**Saved entries:**

- - -

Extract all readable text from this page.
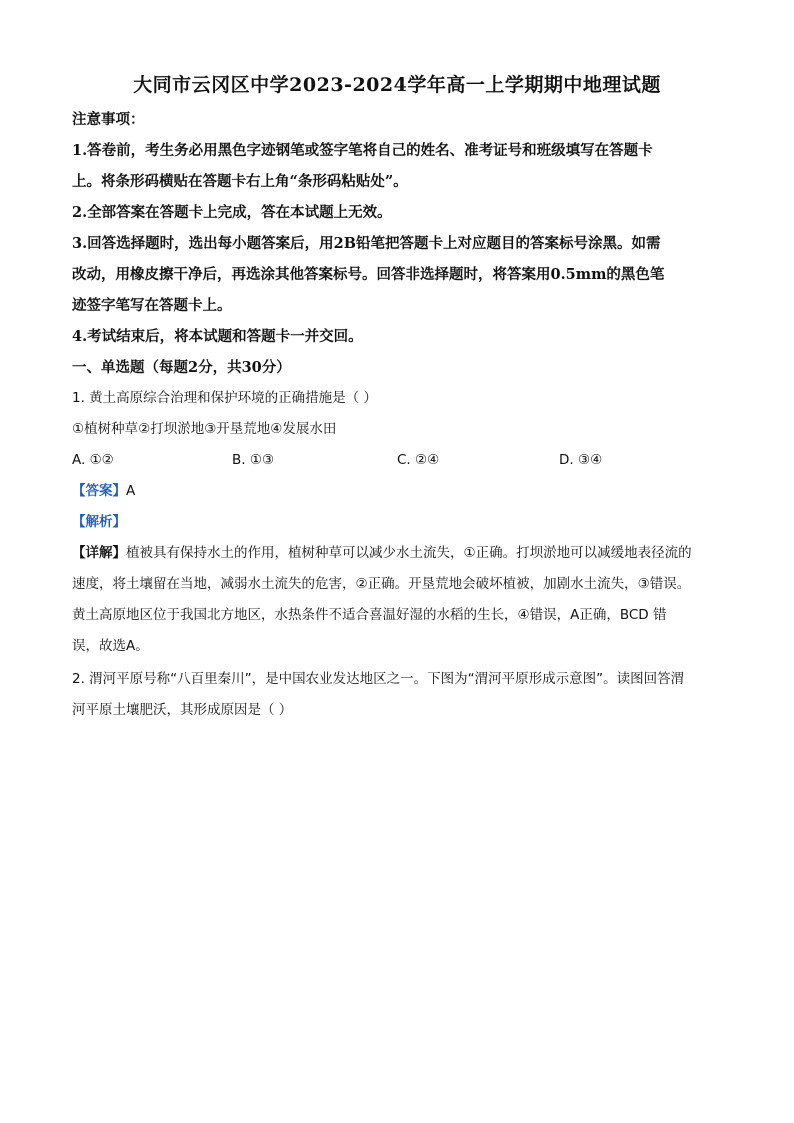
大同市云冈区中学2023-2024学年高一上学期期中地理试题
注意事项：
1.答卷前，考生务必用黑色字迹钢笔或签字笔将自己的姓名、准考证号和班级填写在答题卡
上。将条形码横贴在答题卡右上角“条形码粘贴处”。
2.全部答案在答题卡上完成，答在本试题上无效。
3.回答选择题时，选出每小题答案后，用2B铅笔把答题卡上对应题目的答案标号涂黑。如需
改动，用橡皮擦干净后，再选涂其他答案标号。回答非选择题时，将答案用0.5mm的黑色笔
迹签字笔写在答题卡上。
4.考试结束后，将本试题和答题卡一并交回。
一、单选题（每题2分，共30分）
1. 黄土高原综合治理和保护环境的正确措施是（ ）
①植树种草②打坝淤地③开垦荒地④发展水田
A. ①②	B. ①③	C. ②④	D. ③④
【答案】A
【解析】
【详解】植被具有保持水土的作用，植树种草可以减少水土流失，①正确。打坝淤地可以减缓地表径流的
速度，将土壤留在当地，减弱水土流失的危害，②正确。开垦荒地会破坏植被，加剧水土流失，③错误。
黄土高原地区位于我国北方地区，水热条件不适合喜温好湿的水稻的生长，④错误，A正确，BCD 错
误，故选A。
2. 渭河平原号称“八百里秦川”，是中国农业发达地区之一。下图为“渭河平原形成示意图”。读图回答渭
河平原土壤肥沃，其形成原因是（ ）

- - -

**Task directions:** Excluding the pictures, reproduce every entry exactly as given.

**Exercise solution:**
Extract all readable text from this page.
大同市云冈区中学2023-2024学年高一上学期期中地理试题
注意事项：
1.答卷前，考生务必用黑色字迹钢笔或签字笔将自己的姓名、准考证号和班级填写在答题卡
上。将条形码横贴在答题卡右上角“条形码粘贴处”。
2.全部答案在答题卡上完成，答在本试题上无效。
3.回答选择题时，选出每小题答案后，用2B铅笔把答题卡上对应题目的答案标号涂黑。如需
改动，用橡皮擦干净后，再选涂其他答案标号。回答非选择题时，将答案用0.5mm的黑色笔
迹签字笔写在答题卡上。
4.考试结束后，将本试题和答题卡一并交回。
一、单选题（每题2分，共30分）
1. 黄土高原综合治理和保护环境的正确措施是（ ）
①植树种草②打坝淤地③开垦荒地④发展水田
A. ①②	B. ①③	C. ②④	D. ③④
【答案】A
【解析】
【详解】植被具有保持水土的作用，植树种草可以减少水土流失，①正确。打坝淤地可以减缓地表径流的
速度，将土壤留在当地，减弱水土流失的危害，②正确。开垦荒地会破坏植被，加剧水土流失，③错误。
黄土高原地区位于我国北方地区，水热条件不适合喜温好湿的水稻的生长，④错误，A正确，BCD 错
误，故选A。
2. 渭河平原号称“八百里秦川”，是中国农业发达地区之一。下图为“渭河平原形成示意图”。读图回答渭
河平原土壤肥沃，其形成原因是（ ）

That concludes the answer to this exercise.